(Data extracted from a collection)
====

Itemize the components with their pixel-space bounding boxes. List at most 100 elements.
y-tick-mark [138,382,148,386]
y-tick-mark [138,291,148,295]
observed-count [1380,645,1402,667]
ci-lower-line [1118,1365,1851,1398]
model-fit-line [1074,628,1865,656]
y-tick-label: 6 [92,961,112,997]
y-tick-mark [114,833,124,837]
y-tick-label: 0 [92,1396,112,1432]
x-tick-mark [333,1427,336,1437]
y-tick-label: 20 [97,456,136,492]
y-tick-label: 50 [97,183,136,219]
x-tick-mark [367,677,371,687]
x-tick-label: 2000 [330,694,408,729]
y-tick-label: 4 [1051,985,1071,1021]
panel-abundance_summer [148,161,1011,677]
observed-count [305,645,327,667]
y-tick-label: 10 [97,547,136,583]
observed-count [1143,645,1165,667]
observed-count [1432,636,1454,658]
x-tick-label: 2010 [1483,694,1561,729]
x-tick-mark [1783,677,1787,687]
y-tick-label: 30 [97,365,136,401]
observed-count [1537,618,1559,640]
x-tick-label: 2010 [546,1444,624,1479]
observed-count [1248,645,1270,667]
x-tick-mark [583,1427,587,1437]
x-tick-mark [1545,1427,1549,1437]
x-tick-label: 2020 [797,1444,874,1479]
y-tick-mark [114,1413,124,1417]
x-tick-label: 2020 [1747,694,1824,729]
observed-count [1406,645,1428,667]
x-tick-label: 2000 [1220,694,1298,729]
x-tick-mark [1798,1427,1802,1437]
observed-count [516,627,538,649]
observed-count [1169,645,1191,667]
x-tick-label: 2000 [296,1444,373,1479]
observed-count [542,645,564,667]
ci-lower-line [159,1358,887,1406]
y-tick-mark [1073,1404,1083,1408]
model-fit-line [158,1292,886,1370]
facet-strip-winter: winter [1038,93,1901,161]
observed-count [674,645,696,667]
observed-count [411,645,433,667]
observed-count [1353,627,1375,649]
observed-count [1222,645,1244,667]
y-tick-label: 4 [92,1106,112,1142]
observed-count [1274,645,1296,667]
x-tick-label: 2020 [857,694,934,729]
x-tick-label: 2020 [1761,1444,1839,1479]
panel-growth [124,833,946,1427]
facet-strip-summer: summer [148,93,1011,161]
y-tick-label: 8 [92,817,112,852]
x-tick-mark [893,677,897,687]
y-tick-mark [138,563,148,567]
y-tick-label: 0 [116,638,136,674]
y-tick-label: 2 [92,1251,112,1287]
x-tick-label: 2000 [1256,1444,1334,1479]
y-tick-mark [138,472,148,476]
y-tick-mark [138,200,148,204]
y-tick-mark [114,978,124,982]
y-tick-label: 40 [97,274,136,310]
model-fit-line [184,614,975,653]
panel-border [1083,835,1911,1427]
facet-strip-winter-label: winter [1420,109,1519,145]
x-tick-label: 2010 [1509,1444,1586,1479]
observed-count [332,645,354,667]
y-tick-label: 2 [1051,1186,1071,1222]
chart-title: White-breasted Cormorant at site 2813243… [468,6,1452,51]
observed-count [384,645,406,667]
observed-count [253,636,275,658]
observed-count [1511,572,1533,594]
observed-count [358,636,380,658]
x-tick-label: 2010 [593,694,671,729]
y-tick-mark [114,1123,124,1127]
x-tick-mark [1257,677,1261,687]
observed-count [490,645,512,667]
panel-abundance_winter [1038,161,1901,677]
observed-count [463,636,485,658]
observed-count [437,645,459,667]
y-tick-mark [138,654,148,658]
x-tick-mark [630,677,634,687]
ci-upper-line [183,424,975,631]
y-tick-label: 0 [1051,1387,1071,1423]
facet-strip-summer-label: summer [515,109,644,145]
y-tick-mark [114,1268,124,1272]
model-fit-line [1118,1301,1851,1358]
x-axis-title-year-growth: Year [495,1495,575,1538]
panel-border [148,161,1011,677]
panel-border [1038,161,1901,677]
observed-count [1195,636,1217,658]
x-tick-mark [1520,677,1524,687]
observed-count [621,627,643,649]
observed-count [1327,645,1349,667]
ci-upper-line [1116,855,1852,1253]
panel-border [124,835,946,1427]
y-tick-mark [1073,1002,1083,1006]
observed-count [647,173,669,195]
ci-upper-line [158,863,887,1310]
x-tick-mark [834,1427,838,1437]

====

Reproduce the material from its first line through the line containing "observed-count [516,627,538,649]", inclusive, substituting "x-axis-label" for every occurrence of "x-tick-label" and leaving all else unchanged.

Itemize the components with their pixel-space bounding boxes. List at most 100 elements.
y-tick-mark [138,382,148,386]
y-tick-mark [138,291,148,295]
observed-count [1380,645,1402,667]
ci-lower-line [1118,1365,1851,1398]
model-fit-line [1074,628,1865,656]
y-tick-label: 6 [92,961,112,997]
y-tick-mark [114,833,124,837]
y-tick-label: 0 [92,1396,112,1432]
x-tick-mark [333,1427,336,1437]
y-tick-label: 20 [97,456,136,492]
y-tick-label: 50 [97,183,136,219]
x-tick-mark [367,677,371,687]
x-axis-label: 2000 [330,694,408,729]
y-tick-label: 4 [1051,985,1071,1021]
panel-abundance_summer [148,161,1011,677]
observed-count [305,645,327,667]
y-tick-label: 10 [97,547,136,583]
observed-count [1143,645,1165,667]
observed-count [1432,636,1454,658]
x-axis-label: 2010 [1483,694,1561,729]
x-tick-mark [1783,677,1787,687]
y-tick-label: 30 [97,365,136,401]
observed-count [1537,618,1559,640]
x-axis-label: 2010 [546,1444,624,1479]
observed-count [1248,645,1270,667]
x-tick-mark [583,1427,587,1437]
x-tick-mark [1545,1427,1549,1437]
x-axis-label: 2020 [797,1444,874,1479]
y-tick-mark [114,1413,124,1417]
x-axis-label: 2020 [1747,694,1824,729]
observed-count [1406,645,1428,667]
x-axis-label: 2000 [1220,694,1298,729]
x-tick-mark [1798,1427,1802,1437]
observed-count [516,627,538,649]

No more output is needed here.